# [Task to complete]
Write out every record below exactly as it appears.

# [Material]
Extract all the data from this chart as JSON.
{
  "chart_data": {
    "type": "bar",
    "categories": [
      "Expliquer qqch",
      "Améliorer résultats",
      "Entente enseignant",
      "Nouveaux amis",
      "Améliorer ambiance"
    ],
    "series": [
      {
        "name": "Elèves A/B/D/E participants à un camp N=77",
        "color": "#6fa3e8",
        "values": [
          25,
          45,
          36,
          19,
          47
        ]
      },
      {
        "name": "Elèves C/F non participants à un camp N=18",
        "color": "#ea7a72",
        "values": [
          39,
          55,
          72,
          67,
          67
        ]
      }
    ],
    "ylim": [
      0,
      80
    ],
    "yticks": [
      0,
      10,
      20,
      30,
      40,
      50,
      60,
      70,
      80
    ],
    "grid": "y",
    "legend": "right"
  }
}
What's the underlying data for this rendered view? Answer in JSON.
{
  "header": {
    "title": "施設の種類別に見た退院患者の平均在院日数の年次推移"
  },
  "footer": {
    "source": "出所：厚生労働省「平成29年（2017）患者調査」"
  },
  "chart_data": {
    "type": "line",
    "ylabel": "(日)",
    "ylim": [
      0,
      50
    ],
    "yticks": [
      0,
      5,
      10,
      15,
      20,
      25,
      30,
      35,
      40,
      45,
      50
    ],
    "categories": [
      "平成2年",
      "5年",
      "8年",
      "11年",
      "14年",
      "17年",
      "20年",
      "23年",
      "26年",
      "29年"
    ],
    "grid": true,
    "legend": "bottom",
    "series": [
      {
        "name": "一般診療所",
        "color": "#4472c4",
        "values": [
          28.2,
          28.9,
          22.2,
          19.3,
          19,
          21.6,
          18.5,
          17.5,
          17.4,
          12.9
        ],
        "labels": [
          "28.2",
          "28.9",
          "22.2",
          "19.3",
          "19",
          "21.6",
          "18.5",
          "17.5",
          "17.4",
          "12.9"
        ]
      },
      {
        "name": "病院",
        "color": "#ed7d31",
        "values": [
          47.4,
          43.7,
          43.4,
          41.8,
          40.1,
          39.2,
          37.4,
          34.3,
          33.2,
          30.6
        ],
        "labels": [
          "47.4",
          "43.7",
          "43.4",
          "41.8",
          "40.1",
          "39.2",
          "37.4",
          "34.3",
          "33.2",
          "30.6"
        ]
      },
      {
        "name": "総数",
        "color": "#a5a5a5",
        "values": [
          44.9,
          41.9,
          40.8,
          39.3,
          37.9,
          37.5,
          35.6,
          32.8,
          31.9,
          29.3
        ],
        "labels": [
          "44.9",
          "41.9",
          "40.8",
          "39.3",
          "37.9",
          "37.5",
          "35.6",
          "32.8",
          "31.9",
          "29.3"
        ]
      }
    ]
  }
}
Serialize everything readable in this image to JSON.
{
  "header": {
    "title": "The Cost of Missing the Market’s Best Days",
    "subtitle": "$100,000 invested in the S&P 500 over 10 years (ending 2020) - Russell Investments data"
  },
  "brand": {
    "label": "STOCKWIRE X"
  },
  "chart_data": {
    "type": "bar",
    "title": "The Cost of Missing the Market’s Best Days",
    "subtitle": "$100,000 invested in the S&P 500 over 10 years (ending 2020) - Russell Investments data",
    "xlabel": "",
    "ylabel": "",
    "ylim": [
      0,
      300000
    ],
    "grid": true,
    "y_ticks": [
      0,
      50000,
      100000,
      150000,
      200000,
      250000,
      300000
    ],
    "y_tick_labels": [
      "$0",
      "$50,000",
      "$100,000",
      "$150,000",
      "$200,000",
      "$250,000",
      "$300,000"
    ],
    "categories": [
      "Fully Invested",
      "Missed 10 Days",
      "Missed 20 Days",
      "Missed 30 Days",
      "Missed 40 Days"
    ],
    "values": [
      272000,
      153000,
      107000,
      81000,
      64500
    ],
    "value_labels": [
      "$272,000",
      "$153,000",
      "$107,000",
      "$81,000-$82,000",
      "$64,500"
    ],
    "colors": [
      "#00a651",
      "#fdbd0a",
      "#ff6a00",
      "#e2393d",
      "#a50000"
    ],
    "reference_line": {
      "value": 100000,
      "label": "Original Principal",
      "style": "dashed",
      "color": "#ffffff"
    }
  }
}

# [Reply]
Extract all the data from this chart as JSON.
{
  "chart_data": {
    "type": "bar",
    "categories": [
      "Expliquer qqch",
      "Améliorer résultats",
      "Entente enseignant",
      "Nouveaux amis",
      "Améliorer ambiance"
    ],
    "series": [
      {
        "name": "Elèves A/B/D/E participants à un camp N=77",
        "color": "#6fa3e8",
        "values": [
          25,
          45,
          36,
          19,
          47
        ]
      },
      {
        "name": "Elèves C/F non participants à un camp N=18",
        "color": "#ea7a72",
        "values": [
          39,
          55,
          72,
          67,
          67
        ]
      }
    ],
    "ylim": [
      0,
      80
    ],
    "yticks": [
      0,
      10,
      20,
      30,
      40,
      50,
      60,
      70,
      80
    ],
    "grid": "y",
    "legend": "right"
  }
}
What's the underlying data for this rendered view? Answer in JSON.
{
  "header": {
    "title": "施設の種類別に見た退院患者の平均在院日数の年次推移"
  },
  "footer": {
    "source": "出所：厚生労働省「平成29年（2017）患者調査」"
  },
  "chart_data": {
    "type": "line",
    "ylabel": "(日)",
    "ylim": [
      0,
      50
    ],
    "yticks": [
      0,
      5,
      10,
      15,
      20,
      25,
      30,
      35,
      40,
      45,
      50
    ],
    "categories": [
      "平成2年",
      "5年",
      "8年",
      "11年",
      "14年",
      "17年",
      "20年",
      "23年",
      "26年",
      "29年"
    ],
    "grid": true,
    "legend": "bottom",
    "series": [
      {
        "name": "一般診療所",
        "color": "#4472c4",
        "values": [
          28.2,
          28.9,
          22.2,
          19.3,
          19,
          21.6,
          18.5,
          17.5,
          17.4,
          12.9
        ],
        "labels": [
          "28.2",
          "28.9",
          "22.2",
          "19.3",
          "19",
          "21.6",
          "18.5",
          "17.5",
          "17.4",
          "12.9"
        ]
      },
      {
        "name": "病院",
        "color": "#ed7d31",
        "values": [
          47.4,
          43.7,
          43.4,
          41.8,
          40.1,
          39.2,
          37.4,
          34.3,
          33.2,
          30.6
        ],
        "labels": [
          "47.4",
          "43.7",
          "43.4",
          "41.8",
          "40.1",
          "39.2",
          "37.4",
          "34.3",
          "33.2",
          "30.6"
        ]
      },
      {
        "name": "総数",
        "color": "#a5a5a5",
        "values": [
          44.9,
          41.9,
          40.8,
          39.3,
          37.9,
          37.5,
          35.6,
          32.8,
          31.9,
          29.3
        ],
        "labels": [
          "44.9",
          "41.9",
          "40.8",
          "39.3",
          "37.9",
          "37.5",
          "35.6",
          "32.8",
          "31.9",
          "29.3"
        ]
      }
    ]
  }
}
Serialize everything readable in this image to JSON.
{
  "header": {
    "title": "The Cost of Missing the Market’s Best Days",
    "subtitle": "$100,000 invested in the S&P 500 over 10 years (ending 2020) - Russell Investments data"
  },
  "brand": {
    "label": "STOCKWIRE X"
  },
  "chart_data": {
    "type": "bar",
    "title": "The Cost of Missing the Market’s Best Days",
    "subtitle": "$100,000 invested in the S&P 500 over 10 years (ending 2020) - Russell Investments data",
    "xlabel": "",
    "ylabel": "",
    "ylim": [
      0,
      300000
    ],
    "grid": true,
    "y_ticks": [
      0,
      50000,
      100000,
      150000,
      200000,
      250000,
      300000
    ],
    "y_tick_labels": [
      "$0",
      "$50,000",
      "$100,000",
      "$150,000",
      "$200,000",
      "$250,000",
      "$300,000"
    ],
    "categories": [
      "Fully Invested",
      "Missed 10 Days",
      "Missed 20 Days",
      "Missed 30 Days",
      "Missed 40 Days"
    ],
    "values": [
      272000,
      153000,
      107000,
      81000,
      64500
    ],
    "value_labels": [
      "$272,000",
      "$153,000",
      "$107,000",
      "$81,000-$82,000",
      "$64,500"
    ],
    "colors": [
      "#00a651",
      "#fdbd0a",
      "#ff6a00",
      "#e2393d",
      "#a50000"
    ],
    "reference_line": {
      "value": 100000,
      "label": "Original Principal",
      "style": "dashed",
      "color": "#ffffff"
    }
  }
}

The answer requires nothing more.